(Entries with figure data)
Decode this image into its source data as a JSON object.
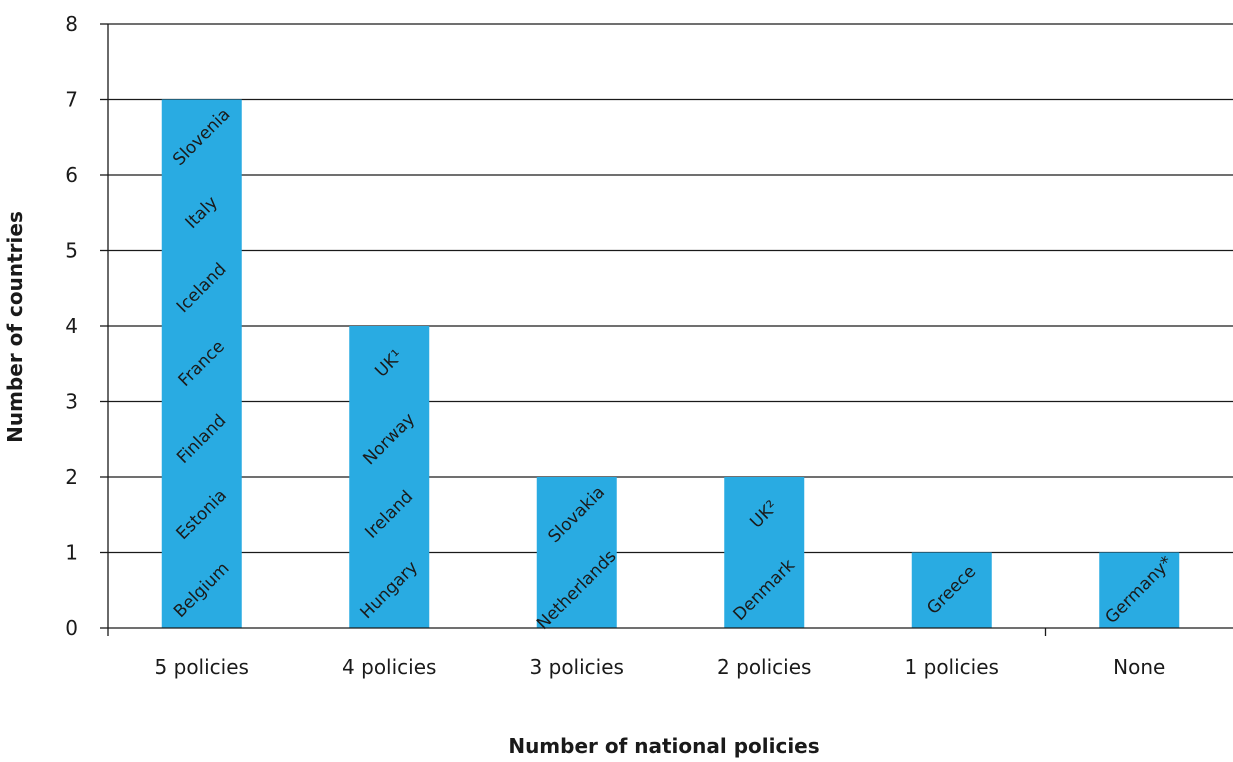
{
  "chart_data": {
    "type": "bar",
    "title": "",
    "xlabel": "Number of national policies",
    "ylabel": "Number of countries",
    "ylim": [
      0,
      8
    ],
    "yticks": [
      0,
      1,
      2,
      3,
      4,
      5,
      6,
      7,
      8
    ],
    "grid": true,
    "legend": "none",
    "bar_color": "#29abe2",
    "categories": [
      "5 policies",
      "4 policies",
      "3 policies",
      "2 policies",
      "1 policies",
      "None"
    ],
    "values": [
      7,
      4,
      2,
      2,
      1,
      1
    ],
    "bar_labels": [
      [
        "Belgium",
        "Estonia",
        "Finland",
        "France",
        "Iceland",
        "Italy",
        "Slovenia"
      ],
      [
        "Hungary",
        "Ireland",
        "Norway",
        "UK¹"
      ],
      [
        "Netherlands",
        "Slovakia"
      ],
      [
        "Denmark",
        "UK²"
      ],
      [
        "Greece"
      ],
      [
        "Germany*"
      ]
    ]
  }
}
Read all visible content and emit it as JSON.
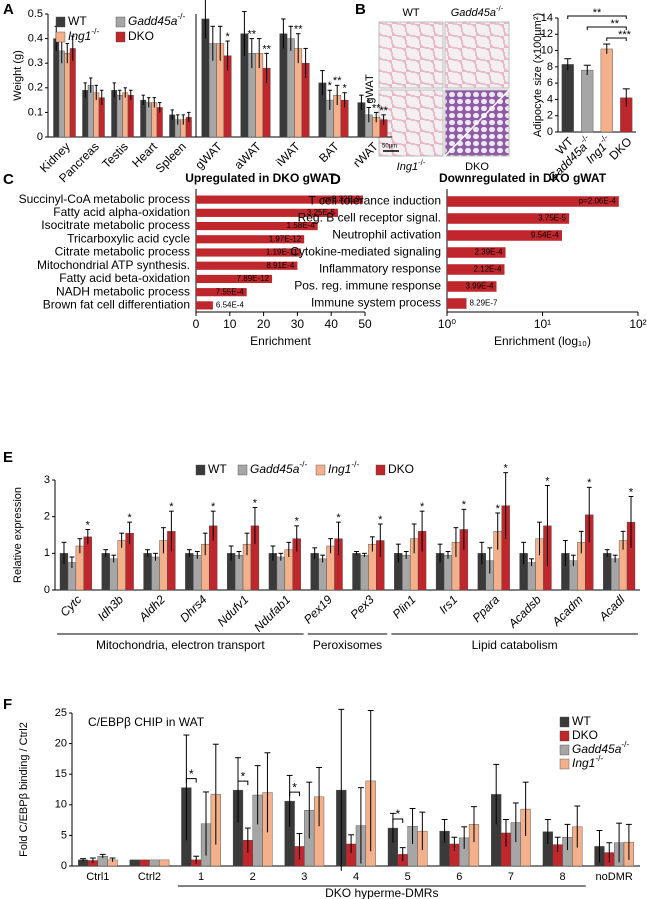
{
  "chart_data": [
    {
      "panel": "A",
      "type": "bar",
      "ylabel": "Weight (g)",
      "ylim": [
        0,
        0.5
      ],
      "yticks": [
        0,
        0.1,
        0.2,
        0.3,
        0.4,
        0.5
      ],
      "legend": "upper left",
      "categories": [
        "Kidney",
        "Pancreas",
        "Testis",
        "Heart",
        "Spleen",
        "gWAT",
        "aWAT",
        "iWAT",
        "BAT",
        "rWAT"
      ],
      "series": [
        {
          "name": "WT",
          "color": "#3a3a3a",
          "values": [
            0.4,
            0.19,
            0.19,
            0.15,
            0.09,
            0.48,
            0.42,
            0.42,
            0.22,
            0.14
          ],
          "errors": [
            0.05,
            0.03,
            0.03,
            0.02,
            0.02,
            0.08,
            0.09,
            0.06,
            0.05,
            0.03
          ],
          "significance": [
            null,
            null,
            null,
            null,
            null,
            null,
            null,
            null,
            null,
            null
          ]
        },
        {
          "name": "Gadd45a-/-",
          "color": "#a6a6a6",
          "values": [
            0.35,
            0.21,
            0.17,
            0.14,
            0.07,
            0.38,
            0.34,
            0.4,
            0.15,
            0.09
          ],
          "errors": [
            0.05,
            0.03,
            0.02,
            0.02,
            0.02,
            0.07,
            0.06,
            0.05,
            0.04,
            0.03
          ],
          "significance": [
            null,
            null,
            null,
            null,
            null,
            null,
            "**",
            null,
            "*",
            "*"
          ]
        },
        {
          "name": "Ing1-/-",
          "color": "#f4b08a",
          "values": [
            0.34,
            0.18,
            0.18,
            0.14,
            0.07,
            0.38,
            0.34,
            0.36,
            0.17,
            0.08
          ],
          "errors": [
            0.04,
            0.03,
            0.02,
            0.02,
            0.02,
            0.07,
            0.06,
            0.06,
            0.04,
            0.02
          ],
          "significance": [
            null,
            null,
            null,
            null,
            null,
            null,
            null,
            "**",
            "**",
            "**"
          ]
        },
        {
          "name": "DKO",
          "color": "#c0272d",
          "values": [
            0.36,
            0.16,
            0.17,
            0.12,
            0.08,
            0.33,
            0.28,
            0.3,
            0.15,
            0.07
          ],
          "errors": [
            0.05,
            0.03,
            0.02,
            0.02,
            0.02,
            0.06,
            0.06,
            0.06,
            0.03,
            0.02
          ],
          "significance": [
            null,
            null,
            null,
            null,
            null,
            "*",
            "**",
            null,
            "*",
            "**"
          ]
        }
      ]
    },
    {
      "panel": "B",
      "type": "bar",
      "images": {
        "columns": [
          "WT",
          "Gadd45a-/-"
        ],
        "bottom_labels": [
          "Ing1-/-",
          "DKO"
        ],
        "row_label": "gWAT",
        "scale_bar": "50µm"
      },
      "ylabel": "Adipocyte size (x100µm²)",
      "ylim": [
        0,
        14
      ],
      "yticks": [
        0,
        2,
        4,
        6,
        8,
        10,
        12,
        14
      ],
      "categories": [
        "WT",
        "Gadd45a-/-",
        "Ing1-/-",
        "DKO"
      ],
      "values": [
        8.3,
        7.6,
        10.2,
        4.2
      ],
      "errors": [
        0.7,
        0.6,
        0.6,
        1.1
      ],
      "colors": [
        "#3a3a3a",
        "#a6a6a6",
        "#f4b08a",
        "#c0272d"
      ],
      "comparisons": [
        {
          "from": "WT",
          "to": "DKO",
          "label": "**"
        },
        {
          "from": "Gadd45a-/-",
          "to": "DKO",
          "label": "**"
        },
        {
          "from": "Ing1-/-",
          "to": "DKO",
          "label": "***"
        }
      ]
    },
    {
      "panel": "C",
      "type": "hbar",
      "title": "Upregulated in DKO gWAT",
      "xlabel": "Enrichment",
      "xlim": [
        0,
        50
      ],
      "xticks": [
        0,
        10,
        20,
        30,
        40,
        50
      ],
      "color": "#c0272d",
      "categories": [
        "Succinyl-CoA metabolic process",
        "Fatty acid alpha-oxidation",
        "Isocitrate metabolic process",
        "Tricarboxylic acid cycle",
        "Citrate metabolic process",
        "Mitochondrial ATP synthesis.",
        "Fatty acid beta-oxidation",
        "NADH metabolic process",
        "Brown fat cell differentiation"
      ],
      "values": [
        49.4,
        42,
        36,
        32,
        31,
        30,
        22.5,
        15,
        5
      ],
      "pvalues": [
        "p=3.32E-9",
        "3.25E-5",
        "1.58E-4",
        "1.97E-12",
        "1.19E-11",
        "8.91E-4",
        "7.89E-12",
        "7.55E-4",
        "6.54E-4"
      ]
    },
    {
      "panel": "D",
      "type": "hbar",
      "title": "Downregulated in DKO gWAT",
      "xlabel": "Enrichment (log₁₀)",
      "xscale": "log",
      "xlim": [
        1,
        100
      ],
      "xticks": [
        {
          "value": 1,
          "label": "10⁰"
        },
        {
          "value": 10,
          "label": "10¹"
        },
        {
          "value": 100,
          "label": "10²"
        }
      ],
      "color": "#c0272d",
      "categories": [
        "T cell tolerance induction",
        "Reg. B cell receptor signal.",
        "Neutrophil activation",
        "Cytokine-mediated signaling",
        "Inflammatory response",
        "Pos. reg. immune response",
        "Immune system process"
      ],
      "values": [
        63,
        19,
        16,
        4.1,
        4.0,
        3.3,
        1.6
      ],
      "pvalues": [
        "p=2.06E-4",
        "3.75E-5",
        "9.54E-4",
        "2.39E-4",
        "2.12E-4",
        "3.99E-4",
        "8.29E-7"
      ]
    },
    {
      "panel": "E",
      "type": "bar",
      "ylabel": "Relative expression",
      "ylim": [
        0,
        3
      ],
      "yticks": [
        0,
        1,
        2,
        3
      ],
      "legend": "upper center",
      "italic_categories": true,
      "categories": [
        "Cytc",
        "Idh3b",
        "Aldh2",
        "Dhrs4",
        "Ndufv1",
        "Ndufab1",
        "Pex19",
        "Pex3",
        "Plin1",
        "Irs1",
        "Ppara",
        "Acadsb",
        "Acadm",
        "Acadl"
      ],
      "groups": [
        {
          "label": "Mitochondria, electron transport",
          "categories": [
            "Cytc",
            "Idh3b",
            "Aldh2",
            "Dhrs4",
            "Ndufv1",
            "Ndufab1"
          ]
        },
        {
          "label": "Peroxisomes",
          "categories": [
            "Pex19",
            "Pex3"
          ]
        },
        {
          "label": "Lipid catabolism",
          "categories": [
            "Plin1",
            "Irs1",
            "Ppara",
            "Acadsb",
            "Acadm",
            "Acadl"
          ]
        }
      ],
      "series": [
        {
          "name": "WT",
          "color": "#3a3a3a",
          "values": [
            1,
            1,
            1,
            1,
            1,
            1,
            1,
            1,
            1,
            1,
            1,
            1,
            1,
            1
          ],
          "errors": [
            0.3,
            0.1,
            0.1,
            0.1,
            0.2,
            0.2,
            0.15,
            0.05,
            0.25,
            0.25,
            0.3,
            0.3,
            0.35,
            0.1
          ],
          "significance": [
            null,
            null,
            null,
            null,
            null,
            null,
            null,
            null,
            null,
            null,
            null,
            null,
            null,
            null
          ]
        },
        {
          "name": "Gadd45a-/-",
          "color": "#a6a6a6",
          "values": [
            0.75,
            0.85,
            0.9,
            0.95,
            0.95,
            0.9,
            0.85,
            0.95,
            0.95,
            0.95,
            0.8,
            0.75,
            0.8,
            0.85
          ],
          "errors": [
            0.15,
            0.1,
            0.1,
            0.1,
            0.1,
            0.1,
            0.1,
            0.05,
            0.1,
            0.1,
            0.35,
            0.1,
            0.15,
            0.1
          ],
          "significance": [
            null,
            null,
            null,
            null,
            null,
            null,
            null,
            null,
            null,
            null,
            null,
            null,
            null,
            null
          ]
        },
        {
          "name": "Ing1-/-",
          "color": "#f4b08a",
          "values": [
            1.2,
            1.35,
            1.35,
            1.25,
            1.25,
            1.1,
            1.2,
            1.25,
            1.4,
            1.3,
            1.6,
            1.4,
            1.3,
            1.35
          ],
          "errors": [
            0.2,
            0.2,
            0.35,
            0.3,
            0.3,
            0.2,
            0.2,
            0.2,
            0.4,
            0.4,
            0.5,
            0.45,
            0.3,
            0.25
          ],
          "significance": [
            null,
            null,
            null,
            null,
            null,
            null,
            null,
            null,
            null,
            null,
            "*",
            null,
            null,
            null
          ]
        },
        {
          "name": "DKO",
          "color": "#c0272d",
          "values": [
            1.45,
            1.55,
            1.6,
            1.75,
            1.75,
            1.4,
            1.4,
            1.35,
            1.6,
            1.65,
            2.3,
            1.75,
            2.05,
            1.85
          ],
          "errors": [
            0.2,
            0.3,
            0.55,
            0.4,
            0.5,
            0.35,
            0.45,
            0.45,
            0.55,
            0.55,
            0.9,
            1.1,
            0.75,
            0.7
          ],
          "significance": [
            "*",
            "*",
            "*",
            "*",
            "*",
            "*",
            "*",
            "*",
            "*",
            "*",
            "*",
            "*",
            "*",
            "*"
          ]
        }
      ]
    },
    {
      "panel": "F",
      "type": "bar",
      "title": "C/EBPβ CHIP in WAT",
      "ylabel": "Fold C/EBPβ binding / Ctrl2",
      "ylim": [
        0,
        25
      ],
      "yticks": [
        0,
        5,
        10,
        15,
        20,
        25
      ],
      "legend": "upper right",
      "categories": [
        "Ctrl1",
        "Ctrl2",
        "1",
        "2",
        "3",
        "4",
        "5",
        "6",
        "7",
        "8",
        "noDMR"
      ],
      "groups": [
        {
          "label": "DKO hyperme-DMRs",
          "categories": [
            "1",
            "2",
            "3",
            "4",
            "5",
            "6",
            "7",
            "8"
          ]
        }
      ],
      "series": [
        {
          "name": "WT",
          "color": "#3a3a3a",
          "values": [
            1.0,
            1.0,
            12.8,
            12.4,
            10.6,
            12.4,
            6.2,
            5.7,
            11.7,
            5.6,
            3.2
          ],
          "errors": [
            0.2,
            0,
            8.6,
            5.3,
            4.2,
            13.2,
            2.4,
            1.9,
            4.9,
            2.0,
            2.6
          ]
        },
        {
          "name": "DKO",
          "color": "#c0272d",
          "values": [
            0.9,
            1.0,
            1.0,
            4.2,
            3.2,
            3.6,
            1.9,
            3.6,
            5.4,
            3.5,
            2.2
          ],
          "errors": [
            0.4,
            0,
            0.6,
            2.0,
            2.1,
            1.5,
            1.1,
            1.1,
            2.2,
            1.2,
            1.6
          ]
        },
        {
          "name": "Gadd45a-/-",
          "color": "#a6a6a6",
          "values": [
            1.6,
            1.0,
            6.9,
            11.6,
            9.1,
            6.6,
            6.5,
            4.6,
            7.1,
            4.7,
            3.8
          ],
          "errors": [
            0.3,
            0,
            5.2,
            4.8,
            4.6,
            6.2,
            2.9,
            1.8,
            3.2,
            2.1,
            3.2
          ]
        },
        {
          "name": "Ing1-/-",
          "color": "#f4b08a",
          "values": [
            1.0,
            1.0,
            11.7,
            12.0,
            11.3,
            13.9,
            5.7,
            6.8,
            9.3,
            6.4,
            3.9
          ],
          "errors": [
            0.3,
            0,
            8.2,
            6.5,
            4.8,
            11.5,
            3.1,
            2.9,
            4.4,
            3.4,
            2.9
          ]
        }
      ],
      "comparisons": [
        {
          "category": "1",
          "series": [
            "WT",
            "DKO"
          ],
          "label": "*"
        },
        {
          "category": "2",
          "series": [
            "WT",
            "DKO"
          ],
          "label": "*"
        },
        {
          "category": "3",
          "series": [
            "WT",
            "DKO"
          ],
          "label": "*"
        },
        {
          "category": "5",
          "series": [
            "WT",
            "DKO"
          ],
          "label": "*"
        }
      ]
    }
  ]
}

WRITTEN REQUEST → Search the records for the word "panel" and copy every line where it occurs.

TASK OUTPUT →
      "panel": "A",
      "panel": "B",
      "panel": "C",
      "panel": "D",
      "panel": "E",
      "panel": "F",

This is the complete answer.